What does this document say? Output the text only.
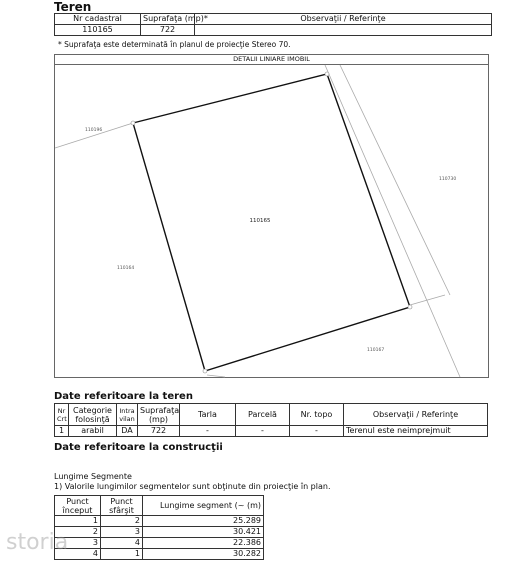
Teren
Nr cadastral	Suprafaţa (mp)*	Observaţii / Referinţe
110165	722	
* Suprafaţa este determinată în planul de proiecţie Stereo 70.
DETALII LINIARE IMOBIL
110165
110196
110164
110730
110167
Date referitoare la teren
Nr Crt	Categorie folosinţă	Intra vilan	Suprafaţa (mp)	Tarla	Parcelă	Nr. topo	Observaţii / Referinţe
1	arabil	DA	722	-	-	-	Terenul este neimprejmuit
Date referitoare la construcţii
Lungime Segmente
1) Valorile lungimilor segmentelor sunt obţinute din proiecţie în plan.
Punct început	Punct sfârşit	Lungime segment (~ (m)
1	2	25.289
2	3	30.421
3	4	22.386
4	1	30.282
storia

Problem description:
Your copy should hold every record word for word and none of the pictures.

Finished exercise:
What does this document say? Output the text only.
Teren
Nr cadastral	Suprafaţa (mp)*	Observaţii / Referinţe
110165	722	
* Suprafaţa este determinată în planul de proiecţie Stereo 70.
DETALII LINIARE IMOBIL
110165
110196
110164
110730
110167
Date referitoare la teren
Nr Crt	Categorie folosinţă	Intra vilan	Suprafaţa (mp)	Tarla	Parcelă	Nr. topo	Observaţii / Referinţe
1	arabil	DA	722	-	-	-	Terenul este neimprejmuit
Date referitoare la construcţii
Lungime Segmente
1) Valorile lungimilor segmentelor sunt obţinute din proiecţie în plan.
Punct început	Punct sfârşit	Lungime segment (~ (m)
1	2	25.289
2	3	30.421
3	4	22.386
4	1	30.282
storia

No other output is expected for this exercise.